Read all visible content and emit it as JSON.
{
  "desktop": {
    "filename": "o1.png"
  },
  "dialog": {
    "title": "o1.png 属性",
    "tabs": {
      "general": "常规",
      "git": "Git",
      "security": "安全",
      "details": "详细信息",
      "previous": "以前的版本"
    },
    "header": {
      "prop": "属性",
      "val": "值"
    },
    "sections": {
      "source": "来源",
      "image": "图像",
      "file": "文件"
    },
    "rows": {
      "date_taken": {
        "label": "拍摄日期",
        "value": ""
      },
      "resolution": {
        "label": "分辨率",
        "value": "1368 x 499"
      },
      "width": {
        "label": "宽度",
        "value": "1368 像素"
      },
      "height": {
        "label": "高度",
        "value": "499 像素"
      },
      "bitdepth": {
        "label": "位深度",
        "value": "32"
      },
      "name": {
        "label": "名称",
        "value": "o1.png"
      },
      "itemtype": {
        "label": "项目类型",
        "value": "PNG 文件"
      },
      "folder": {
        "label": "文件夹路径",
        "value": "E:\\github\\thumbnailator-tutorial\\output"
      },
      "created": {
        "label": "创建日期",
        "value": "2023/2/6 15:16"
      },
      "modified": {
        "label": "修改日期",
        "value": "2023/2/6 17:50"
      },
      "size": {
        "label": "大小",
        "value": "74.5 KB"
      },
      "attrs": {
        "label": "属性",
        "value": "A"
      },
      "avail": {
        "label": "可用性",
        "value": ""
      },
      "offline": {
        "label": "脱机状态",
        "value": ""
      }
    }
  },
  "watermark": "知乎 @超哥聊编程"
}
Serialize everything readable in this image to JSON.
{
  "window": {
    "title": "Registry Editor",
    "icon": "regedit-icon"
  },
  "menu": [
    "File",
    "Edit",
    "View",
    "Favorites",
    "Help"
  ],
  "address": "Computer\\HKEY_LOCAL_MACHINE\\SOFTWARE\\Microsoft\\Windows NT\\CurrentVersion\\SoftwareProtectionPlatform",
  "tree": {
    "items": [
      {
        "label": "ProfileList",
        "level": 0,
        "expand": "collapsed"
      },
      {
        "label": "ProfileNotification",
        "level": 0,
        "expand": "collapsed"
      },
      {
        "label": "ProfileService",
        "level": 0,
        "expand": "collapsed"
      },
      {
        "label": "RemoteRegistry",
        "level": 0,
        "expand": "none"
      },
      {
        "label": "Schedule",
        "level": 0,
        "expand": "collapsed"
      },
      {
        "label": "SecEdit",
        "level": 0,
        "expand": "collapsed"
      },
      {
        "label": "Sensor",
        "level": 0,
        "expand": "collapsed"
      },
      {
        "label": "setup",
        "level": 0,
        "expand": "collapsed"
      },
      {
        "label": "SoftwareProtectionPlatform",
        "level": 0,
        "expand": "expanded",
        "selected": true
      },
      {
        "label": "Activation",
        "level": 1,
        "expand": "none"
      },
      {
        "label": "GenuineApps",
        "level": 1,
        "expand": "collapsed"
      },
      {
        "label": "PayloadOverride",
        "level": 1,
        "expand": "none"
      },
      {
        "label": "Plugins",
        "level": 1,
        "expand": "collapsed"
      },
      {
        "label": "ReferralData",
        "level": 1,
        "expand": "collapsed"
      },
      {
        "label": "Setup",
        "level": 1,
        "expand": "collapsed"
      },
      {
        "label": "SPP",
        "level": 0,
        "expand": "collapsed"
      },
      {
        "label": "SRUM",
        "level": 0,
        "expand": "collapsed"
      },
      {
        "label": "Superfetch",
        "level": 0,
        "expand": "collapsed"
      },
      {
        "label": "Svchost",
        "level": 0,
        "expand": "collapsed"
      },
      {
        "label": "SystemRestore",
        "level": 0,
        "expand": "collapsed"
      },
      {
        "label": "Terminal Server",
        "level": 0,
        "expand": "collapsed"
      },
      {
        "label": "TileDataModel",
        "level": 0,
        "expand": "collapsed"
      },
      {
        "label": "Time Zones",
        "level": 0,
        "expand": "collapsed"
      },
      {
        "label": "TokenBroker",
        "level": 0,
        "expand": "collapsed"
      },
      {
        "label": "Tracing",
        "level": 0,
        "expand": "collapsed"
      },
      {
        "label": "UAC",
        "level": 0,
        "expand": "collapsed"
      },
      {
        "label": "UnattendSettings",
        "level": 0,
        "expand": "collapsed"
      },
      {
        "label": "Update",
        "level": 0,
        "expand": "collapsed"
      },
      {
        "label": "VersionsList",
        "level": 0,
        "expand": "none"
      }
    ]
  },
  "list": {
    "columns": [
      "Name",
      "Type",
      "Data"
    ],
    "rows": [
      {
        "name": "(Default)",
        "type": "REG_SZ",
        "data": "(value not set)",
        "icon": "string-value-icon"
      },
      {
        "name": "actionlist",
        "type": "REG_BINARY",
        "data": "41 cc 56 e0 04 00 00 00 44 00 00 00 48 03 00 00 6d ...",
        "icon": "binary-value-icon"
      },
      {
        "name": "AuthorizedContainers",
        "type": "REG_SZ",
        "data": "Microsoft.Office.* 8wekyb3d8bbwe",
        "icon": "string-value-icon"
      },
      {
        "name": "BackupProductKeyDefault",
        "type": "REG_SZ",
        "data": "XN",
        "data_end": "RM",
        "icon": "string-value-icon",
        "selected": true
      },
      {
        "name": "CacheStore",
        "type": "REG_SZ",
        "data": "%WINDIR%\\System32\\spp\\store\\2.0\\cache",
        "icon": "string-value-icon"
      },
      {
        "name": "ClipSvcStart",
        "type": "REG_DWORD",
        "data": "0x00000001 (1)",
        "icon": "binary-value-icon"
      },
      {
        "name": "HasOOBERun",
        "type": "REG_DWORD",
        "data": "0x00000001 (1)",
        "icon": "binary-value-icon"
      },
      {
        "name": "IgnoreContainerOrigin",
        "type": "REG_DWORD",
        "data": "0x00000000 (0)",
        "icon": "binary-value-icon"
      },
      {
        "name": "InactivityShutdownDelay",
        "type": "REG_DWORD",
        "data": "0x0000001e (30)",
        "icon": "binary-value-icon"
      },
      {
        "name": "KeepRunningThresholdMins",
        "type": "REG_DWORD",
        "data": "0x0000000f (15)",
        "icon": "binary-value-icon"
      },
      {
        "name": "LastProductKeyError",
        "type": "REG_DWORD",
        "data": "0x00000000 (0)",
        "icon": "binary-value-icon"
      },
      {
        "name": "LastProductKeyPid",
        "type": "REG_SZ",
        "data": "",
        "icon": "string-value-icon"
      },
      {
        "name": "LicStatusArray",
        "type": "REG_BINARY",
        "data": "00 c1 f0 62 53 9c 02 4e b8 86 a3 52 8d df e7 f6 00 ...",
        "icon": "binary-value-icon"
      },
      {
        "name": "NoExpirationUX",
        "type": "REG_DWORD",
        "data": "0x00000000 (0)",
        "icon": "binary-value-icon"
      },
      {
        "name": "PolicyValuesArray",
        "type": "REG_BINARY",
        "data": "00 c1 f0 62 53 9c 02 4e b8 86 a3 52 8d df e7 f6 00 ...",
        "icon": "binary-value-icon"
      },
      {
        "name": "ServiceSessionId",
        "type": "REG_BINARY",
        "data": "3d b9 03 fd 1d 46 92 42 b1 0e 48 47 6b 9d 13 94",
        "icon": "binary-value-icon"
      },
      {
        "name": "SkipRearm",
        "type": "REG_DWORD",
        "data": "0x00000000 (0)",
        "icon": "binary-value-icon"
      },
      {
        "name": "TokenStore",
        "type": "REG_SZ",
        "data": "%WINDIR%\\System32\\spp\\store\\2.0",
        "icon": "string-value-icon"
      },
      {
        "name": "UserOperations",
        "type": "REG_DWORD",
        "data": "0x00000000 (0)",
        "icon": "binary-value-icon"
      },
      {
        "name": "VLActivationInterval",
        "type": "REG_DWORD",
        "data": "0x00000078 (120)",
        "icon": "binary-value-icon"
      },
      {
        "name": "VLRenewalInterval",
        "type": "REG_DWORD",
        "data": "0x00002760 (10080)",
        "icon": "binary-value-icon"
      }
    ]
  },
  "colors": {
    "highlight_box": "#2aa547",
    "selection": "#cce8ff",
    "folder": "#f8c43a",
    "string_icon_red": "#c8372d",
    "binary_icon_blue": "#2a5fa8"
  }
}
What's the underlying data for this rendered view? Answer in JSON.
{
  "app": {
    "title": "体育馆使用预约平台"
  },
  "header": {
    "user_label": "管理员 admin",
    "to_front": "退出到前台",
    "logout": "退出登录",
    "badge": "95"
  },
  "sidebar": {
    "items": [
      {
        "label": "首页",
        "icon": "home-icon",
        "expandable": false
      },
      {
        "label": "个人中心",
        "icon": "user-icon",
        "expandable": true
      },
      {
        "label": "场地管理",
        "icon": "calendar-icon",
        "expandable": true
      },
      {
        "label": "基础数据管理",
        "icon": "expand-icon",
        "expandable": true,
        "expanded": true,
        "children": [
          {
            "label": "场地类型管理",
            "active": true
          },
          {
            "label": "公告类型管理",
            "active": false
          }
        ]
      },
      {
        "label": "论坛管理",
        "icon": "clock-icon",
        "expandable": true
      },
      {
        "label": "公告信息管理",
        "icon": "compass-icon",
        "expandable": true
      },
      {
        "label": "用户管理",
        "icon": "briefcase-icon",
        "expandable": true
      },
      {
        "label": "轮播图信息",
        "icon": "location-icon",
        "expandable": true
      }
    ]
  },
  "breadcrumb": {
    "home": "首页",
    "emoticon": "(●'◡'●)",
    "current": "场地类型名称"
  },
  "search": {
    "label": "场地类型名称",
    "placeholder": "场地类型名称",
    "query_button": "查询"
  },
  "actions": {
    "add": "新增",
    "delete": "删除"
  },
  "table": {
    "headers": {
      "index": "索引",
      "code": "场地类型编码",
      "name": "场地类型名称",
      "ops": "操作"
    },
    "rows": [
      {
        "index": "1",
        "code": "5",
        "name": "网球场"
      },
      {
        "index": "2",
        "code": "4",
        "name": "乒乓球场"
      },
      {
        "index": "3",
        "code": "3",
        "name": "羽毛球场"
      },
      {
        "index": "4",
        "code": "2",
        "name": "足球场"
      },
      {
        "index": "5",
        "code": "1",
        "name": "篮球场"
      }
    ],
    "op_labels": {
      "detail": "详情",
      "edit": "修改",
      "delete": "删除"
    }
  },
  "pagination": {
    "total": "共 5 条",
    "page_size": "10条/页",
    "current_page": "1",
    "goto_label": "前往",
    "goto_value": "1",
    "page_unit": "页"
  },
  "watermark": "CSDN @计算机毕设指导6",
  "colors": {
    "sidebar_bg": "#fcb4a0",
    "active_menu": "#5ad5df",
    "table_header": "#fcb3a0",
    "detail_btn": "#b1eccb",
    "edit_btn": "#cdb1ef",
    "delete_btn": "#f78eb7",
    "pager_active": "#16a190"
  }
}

• • • • •

[What the task requires]
Determine how many lines of the material include the string "Microsoft". Output only that count.

[Response to this task]
2